:: Requirement ::
Check each line below for the word "frac", and copy those that have it.
::: Stored records :::
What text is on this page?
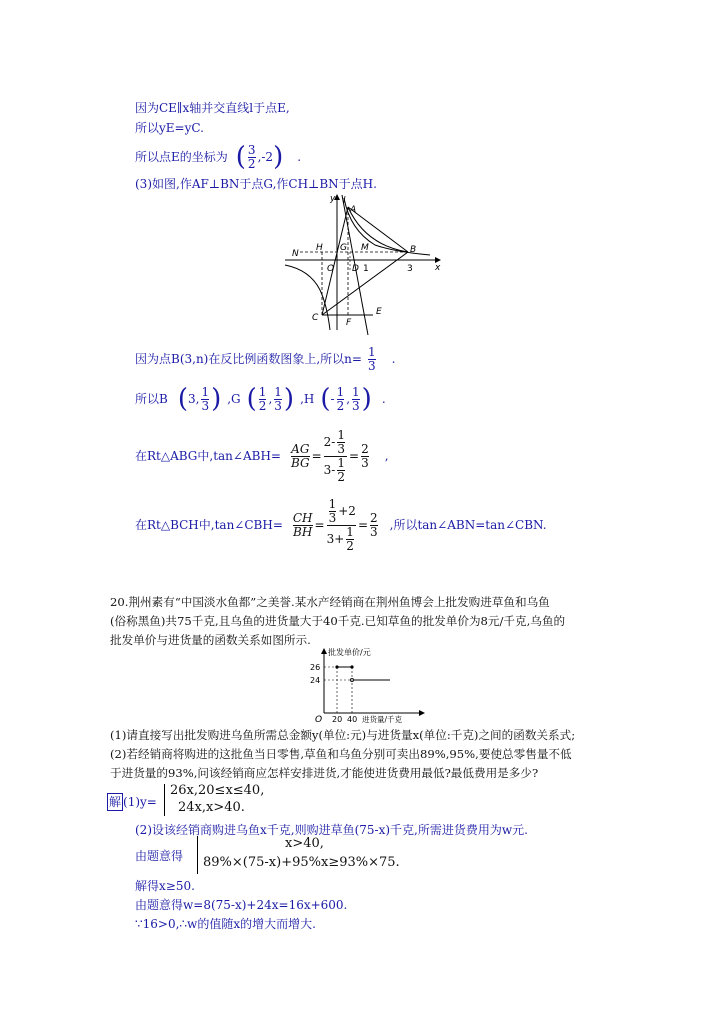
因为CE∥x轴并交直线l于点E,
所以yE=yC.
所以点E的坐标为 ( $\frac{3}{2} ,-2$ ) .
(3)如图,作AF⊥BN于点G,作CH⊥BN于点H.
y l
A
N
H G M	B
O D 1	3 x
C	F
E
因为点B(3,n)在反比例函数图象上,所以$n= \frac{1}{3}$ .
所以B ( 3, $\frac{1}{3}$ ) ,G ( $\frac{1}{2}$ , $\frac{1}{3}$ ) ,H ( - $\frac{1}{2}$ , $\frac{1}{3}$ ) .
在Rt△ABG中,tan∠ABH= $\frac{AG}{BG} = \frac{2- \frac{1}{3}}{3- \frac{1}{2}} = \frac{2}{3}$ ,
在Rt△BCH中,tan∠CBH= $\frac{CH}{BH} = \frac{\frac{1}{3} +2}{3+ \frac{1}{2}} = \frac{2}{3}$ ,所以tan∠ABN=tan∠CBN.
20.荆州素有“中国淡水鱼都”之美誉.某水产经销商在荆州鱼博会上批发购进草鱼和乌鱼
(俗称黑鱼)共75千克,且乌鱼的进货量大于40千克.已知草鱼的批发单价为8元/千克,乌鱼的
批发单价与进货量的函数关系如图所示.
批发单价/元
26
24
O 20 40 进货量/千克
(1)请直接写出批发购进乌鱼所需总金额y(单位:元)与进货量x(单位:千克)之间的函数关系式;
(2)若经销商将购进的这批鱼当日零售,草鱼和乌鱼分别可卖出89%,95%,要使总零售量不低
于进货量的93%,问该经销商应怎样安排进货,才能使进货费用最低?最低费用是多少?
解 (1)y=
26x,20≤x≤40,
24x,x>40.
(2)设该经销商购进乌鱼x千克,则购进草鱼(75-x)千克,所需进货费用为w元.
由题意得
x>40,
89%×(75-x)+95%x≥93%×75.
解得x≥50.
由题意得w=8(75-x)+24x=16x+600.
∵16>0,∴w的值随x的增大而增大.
:::
:: Worked answer ::
所以点E的坐标为 ( $\frac{3}{2} ,-2$ ) .
因为点B(3,n)在反比例函数图象上,所以$n= \frac{1}{3}$ .
所以B ( 3, $\frac{1}{3}$ ) ,G ( $\frac{1}{2}$ , $\frac{1}{3}$ ) ,H ( - $\frac{1}{2}$ , $\frac{1}{3}$ ) .
在Rt△ABG中,tan∠ABH= $\frac{AG}{BG} = \frac{2- \frac{1}{3}}{3- \frac{1}{2}} = \frac{2}{3}$ ,
在Rt△BCH中,tan∠CBH= $\frac{CH}{BH} = \frac{\frac{1}{3} +2}{3+ \frac{1}{2}} = \frac{2}{3}$ ,所以tan∠ABN=tan∠CBN.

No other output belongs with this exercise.